* start *

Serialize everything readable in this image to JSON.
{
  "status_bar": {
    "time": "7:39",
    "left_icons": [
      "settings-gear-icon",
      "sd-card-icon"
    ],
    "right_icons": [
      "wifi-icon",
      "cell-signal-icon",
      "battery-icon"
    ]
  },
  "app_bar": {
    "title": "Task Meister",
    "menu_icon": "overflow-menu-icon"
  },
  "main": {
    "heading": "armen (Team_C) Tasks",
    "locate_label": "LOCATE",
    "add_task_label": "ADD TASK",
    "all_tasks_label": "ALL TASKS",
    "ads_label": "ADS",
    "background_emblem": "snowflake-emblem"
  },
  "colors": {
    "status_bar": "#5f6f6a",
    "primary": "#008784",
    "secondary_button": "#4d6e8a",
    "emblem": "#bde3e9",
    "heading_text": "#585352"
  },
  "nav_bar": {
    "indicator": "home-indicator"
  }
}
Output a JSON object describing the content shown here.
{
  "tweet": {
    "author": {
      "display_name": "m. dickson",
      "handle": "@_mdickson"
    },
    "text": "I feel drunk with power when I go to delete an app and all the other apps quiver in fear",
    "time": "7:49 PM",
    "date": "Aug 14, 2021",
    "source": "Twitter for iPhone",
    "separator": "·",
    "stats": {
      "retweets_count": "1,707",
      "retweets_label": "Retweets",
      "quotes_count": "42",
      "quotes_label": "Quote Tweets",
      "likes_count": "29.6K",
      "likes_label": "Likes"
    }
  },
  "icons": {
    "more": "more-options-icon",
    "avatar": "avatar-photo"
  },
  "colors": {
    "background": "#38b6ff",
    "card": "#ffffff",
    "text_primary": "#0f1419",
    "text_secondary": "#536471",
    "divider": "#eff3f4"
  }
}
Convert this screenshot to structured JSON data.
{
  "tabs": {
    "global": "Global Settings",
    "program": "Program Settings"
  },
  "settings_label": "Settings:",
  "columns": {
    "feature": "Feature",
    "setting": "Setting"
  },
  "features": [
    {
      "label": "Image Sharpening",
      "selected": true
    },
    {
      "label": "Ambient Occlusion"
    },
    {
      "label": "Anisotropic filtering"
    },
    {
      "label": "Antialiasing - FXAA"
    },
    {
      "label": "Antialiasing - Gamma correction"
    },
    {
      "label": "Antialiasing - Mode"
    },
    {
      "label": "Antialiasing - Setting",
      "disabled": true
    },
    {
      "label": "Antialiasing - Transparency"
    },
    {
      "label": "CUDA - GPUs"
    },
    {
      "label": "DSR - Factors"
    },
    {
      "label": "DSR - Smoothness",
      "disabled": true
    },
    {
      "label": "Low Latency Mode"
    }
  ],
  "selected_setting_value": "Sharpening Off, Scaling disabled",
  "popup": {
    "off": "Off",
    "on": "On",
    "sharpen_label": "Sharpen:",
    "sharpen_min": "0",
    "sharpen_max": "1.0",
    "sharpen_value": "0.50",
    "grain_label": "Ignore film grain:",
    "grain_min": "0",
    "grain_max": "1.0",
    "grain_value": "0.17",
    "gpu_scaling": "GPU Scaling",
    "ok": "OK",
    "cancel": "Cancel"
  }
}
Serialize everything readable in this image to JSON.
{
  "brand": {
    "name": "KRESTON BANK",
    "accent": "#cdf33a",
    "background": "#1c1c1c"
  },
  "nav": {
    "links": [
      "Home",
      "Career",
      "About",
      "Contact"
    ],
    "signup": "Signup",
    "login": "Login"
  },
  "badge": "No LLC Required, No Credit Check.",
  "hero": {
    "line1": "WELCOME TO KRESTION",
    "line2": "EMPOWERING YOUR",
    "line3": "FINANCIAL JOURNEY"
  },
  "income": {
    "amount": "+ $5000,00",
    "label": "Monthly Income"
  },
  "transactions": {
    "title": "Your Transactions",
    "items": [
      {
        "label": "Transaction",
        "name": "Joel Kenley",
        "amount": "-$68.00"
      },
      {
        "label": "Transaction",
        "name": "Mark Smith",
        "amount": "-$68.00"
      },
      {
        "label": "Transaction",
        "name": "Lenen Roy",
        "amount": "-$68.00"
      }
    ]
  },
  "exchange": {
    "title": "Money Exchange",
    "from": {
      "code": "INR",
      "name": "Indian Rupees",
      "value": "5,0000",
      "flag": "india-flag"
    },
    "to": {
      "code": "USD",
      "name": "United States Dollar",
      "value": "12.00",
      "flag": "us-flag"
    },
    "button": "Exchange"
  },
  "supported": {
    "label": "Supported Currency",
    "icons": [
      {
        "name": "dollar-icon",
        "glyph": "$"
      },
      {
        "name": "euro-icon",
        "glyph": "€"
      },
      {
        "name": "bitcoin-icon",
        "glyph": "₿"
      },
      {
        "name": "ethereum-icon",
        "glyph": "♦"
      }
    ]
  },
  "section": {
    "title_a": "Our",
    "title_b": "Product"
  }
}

* end *

Short task - Each line of the listing should be copied exactly.

Answer to the problem -
Serialize everything readable in this image to JSON.
{
  "status_bar": {
    "time": "7:39",
    "left_icons": [
      "settings-gear-icon",
      "sd-card-icon"
    ],
    "right_icons": [
      "wifi-icon",
      "cell-signal-icon",
      "battery-icon"
    ]
  },
  "app_bar": {
    "title": "Task Meister",
    "menu_icon": "overflow-menu-icon"
  },
  "main": {
    "heading": "armen (Team_C) Tasks",
    "locate_label": "LOCATE",
    "add_task_label": "ADD TASK",
    "all_tasks_label": "ALL TASKS",
    "ads_label": "ADS",
    "background_emblem": "snowflake-emblem"
  },
  "colors": {
    "status_bar": "#5f6f6a",
    "primary": "#008784",
    "secondary_button": "#4d6e8a",
    "emblem": "#bde3e9",
    "heading_text": "#585352"
  },
  "nav_bar": {
    "indicator": "home-indicator"
  }
}
Output a JSON object describing the content shown here.
{
  "tweet": {
    "author": {
      "display_name": "m. dickson",
      "handle": "@_mdickson"
    },
    "text": "I feel drunk with power when I go to delete an app and all the other apps quiver in fear",
    "time": "7:49 PM",
    "date": "Aug 14, 2021",
    "source": "Twitter for iPhone",
    "separator": "·",
    "stats": {
      "retweets_count": "1,707",
      "retweets_label": "Retweets",
      "quotes_count": "42",
      "quotes_label": "Quote Tweets",
      "likes_count": "29.6K",
      "likes_label": "Likes"
    }
  },
  "icons": {
    "more": "more-options-icon",
    "avatar": "avatar-photo"
  },
  "colors": {
    "background": "#38b6ff",
    "card": "#ffffff",
    "text_primary": "#0f1419",
    "text_secondary": "#536471",
    "divider": "#eff3f4"
  }
}
Convert this screenshot to structured JSON data.
{
  "tabs": {
    "global": "Global Settings",
    "program": "Program Settings"
  },
  "settings_label": "Settings:",
  "columns": {
    "feature": "Feature",
    "setting": "Setting"
  },
  "features": [
    {
      "label": "Image Sharpening",
      "selected": true
    },
    {
      "label": "Ambient Occlusion"
    },
    {
      "label": "Anisotropic filtering"
    },
    {
      "label": "Antialiasing - FXAA"
    },
    {
      "label": "Antialiasing - Gamma correction"
    },
    {
      "label": "Antialiasing - Mode"
    },
    {
      "label": "Antialiasing - Setting",
      "disabled": true
    },
    {
      "label": "Antialiasing - Transparency"
    },
    {
      "label": "CUDA - GPUs"
    },
    {
      "label": "DSR - Factors"
    },
    {
      "label": "DSR - Smoothness",
      "disabled": true
    },
    {
      "label": "Low Latency Mode"
    }
  ],
  "selected_setting_value": "Sharpening Off, Scaling disabled",
  "popup": {
    "off": "Off",
    "on": "On",
    "sharpen_label": "Sharpen:",
    "sharpen_min": "0",
    "sharpen_max": "1.0",
    "sharpen_value": "0.50",
    "grain_label": "Ignore film grain:",
    "grain_min": "0",
    "grain_max": "1.0",
    "grain_value": "0.17",
    "gpu_scaling": "GPU Scaling",
    "ok": "OK",
    "cancel": "Cancel"
  }
}
Serialize everything readable in this image to JSON.
{
  "brand": {
    "name": "KRESTON BANK",
    "accent": "#cdf33a",
    "background": "#1c1c1c"
  },
  "nav": {
    "links": [
      "Home",
      "Career",
      "About",
      "Contact"
    ],
    "signup": "Signup",
    "login": "Login"
  },
  "badge": "No LLC Required, No Credit Check.",
  "hero": {
    "line1": "WELCOME TO KRESTION",
    "line2": "EMPOWERING YOUR",
    "line3": "FINANCIAL JOURNEY"
  },
  "income": {
    "amount": "+ $5000,00",
    "label": "Monthly Income"
  },
  "transactions": {
    "title": "Your Transactions",
    "items": [
      {
        "label": "Transaction",
        "name": "Joel Kenley",
        "amount": "-$68.00"
      },
      {
        "label": "Transaction",
        "name": "Mark Smith",
        "amount": "-$68.00"
      },
      {
        "label": "Transaction",
        "name": "Lenen Roy",
        "amount": "-$68.00"
      }
    ]
  },
  "exchange": {
    "title": "Money Exchange",
    "from": {
      "code": "INR",
      "name": "Indian Rupees",
      "value": "5,0000",
      "flag": "india-flag"
    },
    "to": {
      "code": "USD",
      "name": "United States Dollar",
      "value": "12.00",
      "flag": "us-flag"
    },
    "button": "Exchange"
  },
  "supported": {
    "label": "Supported Currency",
    "icons": [
      {
        "name": "dollar-icon",
        "glyph": "$"
      },
      {
        "name": "euro-icon",
        "glyph": "€"
      },
      {
        "name": "bitcoin-icon",
        "glyph": "₿"
      },
      {
        "name": "ethereum-icon",
        "glyph": "♦"
      }
    ]
  },
  "section": {
    "title_a": "Our",
    "title_b": "Product"
  }
}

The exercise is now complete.